>> Start Supplied data
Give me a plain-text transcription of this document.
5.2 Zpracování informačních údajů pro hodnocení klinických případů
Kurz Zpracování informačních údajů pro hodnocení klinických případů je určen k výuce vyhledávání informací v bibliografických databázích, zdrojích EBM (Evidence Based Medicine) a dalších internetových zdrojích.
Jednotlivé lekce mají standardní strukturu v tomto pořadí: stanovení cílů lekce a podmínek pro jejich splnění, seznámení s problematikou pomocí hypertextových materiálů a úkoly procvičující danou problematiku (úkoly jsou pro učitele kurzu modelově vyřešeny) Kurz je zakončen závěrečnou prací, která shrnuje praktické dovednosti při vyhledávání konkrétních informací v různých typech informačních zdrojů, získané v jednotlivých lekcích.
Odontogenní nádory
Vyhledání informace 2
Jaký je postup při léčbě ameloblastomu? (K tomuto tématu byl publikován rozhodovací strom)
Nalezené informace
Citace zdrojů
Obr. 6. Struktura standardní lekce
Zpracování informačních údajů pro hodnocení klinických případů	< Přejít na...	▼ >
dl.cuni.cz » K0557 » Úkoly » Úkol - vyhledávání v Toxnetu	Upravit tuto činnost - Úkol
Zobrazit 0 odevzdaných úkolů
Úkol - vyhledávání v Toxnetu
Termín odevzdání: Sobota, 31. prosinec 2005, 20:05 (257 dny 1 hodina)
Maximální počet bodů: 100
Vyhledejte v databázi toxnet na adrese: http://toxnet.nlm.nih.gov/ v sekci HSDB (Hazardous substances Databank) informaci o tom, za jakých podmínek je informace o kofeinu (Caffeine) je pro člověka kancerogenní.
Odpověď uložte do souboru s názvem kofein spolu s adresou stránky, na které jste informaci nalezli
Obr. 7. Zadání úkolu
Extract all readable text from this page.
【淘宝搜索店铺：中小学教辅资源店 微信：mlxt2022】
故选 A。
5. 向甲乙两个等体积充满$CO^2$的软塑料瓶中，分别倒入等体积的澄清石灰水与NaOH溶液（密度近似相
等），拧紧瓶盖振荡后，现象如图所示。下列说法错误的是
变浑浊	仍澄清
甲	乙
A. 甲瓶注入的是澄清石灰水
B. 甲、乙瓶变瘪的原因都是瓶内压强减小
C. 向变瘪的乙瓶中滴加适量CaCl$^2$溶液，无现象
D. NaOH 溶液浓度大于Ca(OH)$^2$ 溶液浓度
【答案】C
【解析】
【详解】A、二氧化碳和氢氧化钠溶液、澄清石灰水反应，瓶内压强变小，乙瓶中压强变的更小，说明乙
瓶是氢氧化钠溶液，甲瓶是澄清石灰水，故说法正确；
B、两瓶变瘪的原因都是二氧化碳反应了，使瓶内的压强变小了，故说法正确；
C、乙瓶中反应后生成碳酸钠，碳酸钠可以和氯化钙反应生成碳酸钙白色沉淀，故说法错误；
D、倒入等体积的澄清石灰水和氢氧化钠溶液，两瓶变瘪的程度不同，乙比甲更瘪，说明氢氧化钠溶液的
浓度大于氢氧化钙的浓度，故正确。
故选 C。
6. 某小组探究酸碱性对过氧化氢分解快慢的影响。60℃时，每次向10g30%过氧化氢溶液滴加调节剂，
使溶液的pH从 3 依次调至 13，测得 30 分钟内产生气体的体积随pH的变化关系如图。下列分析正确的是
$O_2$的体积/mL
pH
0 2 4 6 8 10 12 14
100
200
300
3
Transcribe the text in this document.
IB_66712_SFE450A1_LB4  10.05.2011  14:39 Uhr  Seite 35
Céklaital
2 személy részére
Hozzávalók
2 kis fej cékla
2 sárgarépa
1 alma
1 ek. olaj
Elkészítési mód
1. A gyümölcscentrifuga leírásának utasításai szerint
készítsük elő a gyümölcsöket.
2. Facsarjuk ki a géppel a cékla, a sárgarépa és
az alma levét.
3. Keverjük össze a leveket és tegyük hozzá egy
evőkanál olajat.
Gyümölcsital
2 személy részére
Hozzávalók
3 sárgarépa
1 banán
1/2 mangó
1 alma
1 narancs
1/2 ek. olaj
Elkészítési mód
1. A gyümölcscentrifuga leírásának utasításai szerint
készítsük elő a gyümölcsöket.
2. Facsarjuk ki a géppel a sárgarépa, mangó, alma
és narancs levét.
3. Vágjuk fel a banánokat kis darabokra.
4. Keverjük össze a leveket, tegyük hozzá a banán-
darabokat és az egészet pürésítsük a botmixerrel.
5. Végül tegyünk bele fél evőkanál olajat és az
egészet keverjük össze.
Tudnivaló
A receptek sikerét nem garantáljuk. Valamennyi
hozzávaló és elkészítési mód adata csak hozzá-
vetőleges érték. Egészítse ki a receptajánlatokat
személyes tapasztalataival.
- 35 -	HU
>> End Supplied data
Objective
Transcribe the material above word for word.

Answer in full
Give me a plain-text transcription of this document.
5.2 Zpracování informačních údajů pro hodnocení klinických případů
Kurz Zpracování informačních údajů pro hodnocení klinických případů je určen k výuce vyhledávání informací v bibliografických databázích, zdrojích EBM (Evidence Based Medicine) a dalších internetových zdrojích.
Jednotlivé lekce mají standardní strukturu v tomto pořadí: stanovení cílů lekce a podmínek pro jejich splnění, seznámení s problematikou pomocí hypertextových materiálů a úkoly procvičující danou problematiku (úkoly jsou pro učitele kurzu modelově vyřešeny) Kurz je zakončen závěrečnou prací, která shrnuje praktické dovednosti při vyhledávání konkrétních informací v různých typech informačních zdrojů, získané v jednotlivých lekcích.
Odontogenní nádory
Vyhledání informace 2
Jaký je postup při léčbě ameloblastomu? (K tomuto tématu byl publikován rozhodovací strom)
Nalezené informace
Citace zdrojů
Obr. 6. Struktura standardní lekce
Zpracování informačních údajů pro hodnocení klinických případů	< Přejít na...	▼ >
dl.cuni.cz » K0557 » Úkoly » Úkol - vyhledávání v Toxnetu	Upravit tuto činnost - Úkol
Zobrazit 0 odevzdaných úkolů
Úkol - vyhledávání v Toxnetu
Termín odevzdání: Sobota, 31. prosinec 2005, 20:05 (257 dny 1 hodina)
Maximální počet bodů: 100
Vyhledejte v databázi toxnet na adrese: http://toxnet.nlm.nih.gov/ v sekci HSDB (Hazardous substances Databank) informaci o tom, za jakých podmínek je informace o kofeinu (Caffeine) je pro člověka kancerogenní.
Odpověď uložte do souboru s názvem kofein spolu s adresou stránky, na které jste informaci nalezli
Obr. 7. Zadání úkolu
Extract all readable text from this page.
【淘宝搜索店铺：中小学教辅资源店 微信：mlxt2022】
故选 A。
5. 向甲乙两个等体积充满$CO^2$的软塑料瓶中，分别倒入等体积的澄清石灰水与NaOH溶液（密度近似相
等），拧紧瓶盖振荡后，现象如图所示。下列说法错误的是
变浑浊	仍澄清
甲	乙
A. 甲瓶注入的是澄清石灰水
B. 甲、乙瓶变瘪的原因都是瓶内压强减小
C. 向变瘪的乙瓶中滴加适量CaCl$^2$溶液，无现象
D. NaOH 溶液浓度大于Ca(OH)$^2$ 溶液浓度
【答案】C
【解析】
【详解】A、二氧化碳和氢氧化钠溶液、澄清石灰水反应，瓶内压强变小，乙瓶中压强变的更小，说明乙
瓶是氢氧化钠溶液，甲瓶是澄清石灰水，故说法正确；
B、两瓶变瘪的原因都是二氧化碳反应了，使瓶内的压强变小了，故说法正确；
C、乙瓶中反应后生成碳酸钠，碳酸钠可以和氯化钙反应生成碳酸钙白色沉淀，故说法错误；
D、倒入等体积的澄清石灰水和氢氧化钠溶液，两瓶变瘪的程度不同，乙比甲更瘪，说明氢氧化钠溶液的
浓度大于氢氧化钙的浓度，故正确。
故选 C。
6. 某小组探究酸碱性对过氧化氢分解快慢的影响。60℃时，每次向10g30%过氧化氢溶液滴加调节剂，
使溶液的pH从 3 依次调至 13，测得 30 分钟内产生气体的体积随pH的变化关系如图。下列分析正确的是
$O_2$的体积/mL
pH
0 2 4 6 8 10 12 14
100
200
300
3
Transcribe the text in this document.
IB_66712_SFE450A1_LB4  10.05.2011  14:39 Uhr  Seite 35
Céklaital
2 személy részére
Hozzávalók
2 kis fej cékla
2 sárgarépa
1 alma
1 ek. olaj
Elkészítési mód
1. A gyümölcscentrifuga leírásának utasításai szerint
készítsük elő a gyümölcsöket.
2. Facsarjuk ki a géppel a cékla, a sárgarépa és
az alma levét.
3. Keverjük össze a leveket és tegyük hozzá egy
evőkanál olajat.
Gyümölcsital
2 személy részére
Hozzávalók
3 sárgarépa
1 banán
1/2 mangó
1 alma
1 narancs
1/2 ek. olaj
Elkészítési mód
1. A gyümölcscentrifuga leírásának utasításai szerint
készítsük elő a gyümölcsöket.
2. Facsarjuk ki a géppel a sárgarépa, mangó, alma
és narancs levét.
3. Vágjuk fel a banánokat kis darabokra.
4. Keverjük össze a leveket, tegyük hozzá a banán-
darabokat és az egészet pürésítsük a botmixerrel.
5. Végül tegyünk bele fél evőkanál olajat és az
egészet keverjük össze.
Tudnivaló
A receptek sikerét nem garantáljuk. Valamennyi
hozzávaló és elkészítési mód adata csak hozzá-
vetőleges érték. Egészítse ki a receptajánlatokat
személyes tapasztalataival.
- 35 -	HU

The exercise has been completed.